■ Instructions for the task
In the entries below, find every line holding the string "What" and collect it.

----- Information given -----

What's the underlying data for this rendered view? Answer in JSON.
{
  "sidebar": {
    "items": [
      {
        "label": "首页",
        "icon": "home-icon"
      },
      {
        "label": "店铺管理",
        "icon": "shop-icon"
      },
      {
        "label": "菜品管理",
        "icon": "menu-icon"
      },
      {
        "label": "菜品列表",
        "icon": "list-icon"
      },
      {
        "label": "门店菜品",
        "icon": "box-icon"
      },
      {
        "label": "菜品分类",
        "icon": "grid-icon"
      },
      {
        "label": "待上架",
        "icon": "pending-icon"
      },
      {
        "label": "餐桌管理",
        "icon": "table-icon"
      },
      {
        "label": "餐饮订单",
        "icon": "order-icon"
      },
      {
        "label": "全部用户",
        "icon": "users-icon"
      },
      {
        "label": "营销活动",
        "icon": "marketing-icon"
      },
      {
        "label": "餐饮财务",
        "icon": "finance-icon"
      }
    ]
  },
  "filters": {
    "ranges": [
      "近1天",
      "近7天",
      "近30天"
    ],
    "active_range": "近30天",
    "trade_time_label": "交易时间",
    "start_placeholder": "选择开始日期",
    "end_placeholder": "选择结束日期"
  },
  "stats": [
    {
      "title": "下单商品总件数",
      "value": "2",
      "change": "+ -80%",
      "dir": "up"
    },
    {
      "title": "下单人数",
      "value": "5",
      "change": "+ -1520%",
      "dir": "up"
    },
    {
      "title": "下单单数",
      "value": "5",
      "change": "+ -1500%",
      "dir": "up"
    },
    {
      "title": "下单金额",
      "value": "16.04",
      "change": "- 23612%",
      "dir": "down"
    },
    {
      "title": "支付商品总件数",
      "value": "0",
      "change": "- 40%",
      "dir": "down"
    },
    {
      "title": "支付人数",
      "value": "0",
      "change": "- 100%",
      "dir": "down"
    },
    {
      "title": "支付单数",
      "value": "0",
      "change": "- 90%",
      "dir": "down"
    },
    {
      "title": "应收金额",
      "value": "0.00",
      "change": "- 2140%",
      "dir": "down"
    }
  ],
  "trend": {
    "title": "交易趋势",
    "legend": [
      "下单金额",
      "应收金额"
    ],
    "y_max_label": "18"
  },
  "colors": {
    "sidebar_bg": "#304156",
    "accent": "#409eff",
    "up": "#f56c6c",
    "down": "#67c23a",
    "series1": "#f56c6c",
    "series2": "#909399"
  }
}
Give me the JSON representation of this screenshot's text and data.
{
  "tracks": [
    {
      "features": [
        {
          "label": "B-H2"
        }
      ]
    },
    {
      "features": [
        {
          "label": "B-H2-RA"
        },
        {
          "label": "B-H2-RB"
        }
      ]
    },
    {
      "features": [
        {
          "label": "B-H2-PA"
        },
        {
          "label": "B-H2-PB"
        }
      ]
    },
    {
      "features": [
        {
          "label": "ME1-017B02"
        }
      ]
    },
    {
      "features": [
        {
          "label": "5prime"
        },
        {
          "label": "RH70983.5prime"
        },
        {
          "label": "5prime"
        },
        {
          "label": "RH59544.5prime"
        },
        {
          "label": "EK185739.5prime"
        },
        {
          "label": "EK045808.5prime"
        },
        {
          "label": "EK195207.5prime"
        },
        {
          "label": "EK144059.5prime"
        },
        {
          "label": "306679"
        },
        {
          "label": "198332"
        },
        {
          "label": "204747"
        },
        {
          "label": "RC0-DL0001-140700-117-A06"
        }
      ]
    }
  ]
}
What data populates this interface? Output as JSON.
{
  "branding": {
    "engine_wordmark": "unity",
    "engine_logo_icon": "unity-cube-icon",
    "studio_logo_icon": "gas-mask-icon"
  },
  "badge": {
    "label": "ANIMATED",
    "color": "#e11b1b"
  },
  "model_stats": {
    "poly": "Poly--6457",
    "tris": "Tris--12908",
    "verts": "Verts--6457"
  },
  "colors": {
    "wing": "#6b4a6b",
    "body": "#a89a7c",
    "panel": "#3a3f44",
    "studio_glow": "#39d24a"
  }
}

-----

■ Result of this exercise
What's the underlying data for this rendered view? Answer in JSON.
What data populates this interface? Output as JSON.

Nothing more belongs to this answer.